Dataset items
+++++
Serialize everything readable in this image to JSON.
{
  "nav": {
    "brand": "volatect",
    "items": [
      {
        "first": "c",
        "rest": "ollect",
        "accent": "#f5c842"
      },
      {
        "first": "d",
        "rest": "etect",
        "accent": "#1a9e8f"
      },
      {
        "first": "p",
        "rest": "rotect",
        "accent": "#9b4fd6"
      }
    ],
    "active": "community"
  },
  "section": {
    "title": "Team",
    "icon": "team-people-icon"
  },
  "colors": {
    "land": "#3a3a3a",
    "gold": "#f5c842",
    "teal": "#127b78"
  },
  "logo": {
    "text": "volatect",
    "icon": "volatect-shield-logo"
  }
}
+++++
Scan the material and collect every line that contains "volatect".

Solution
    "brand": "volatect",
    "text": "volatect",
    "icon": "volatect-shield-logo"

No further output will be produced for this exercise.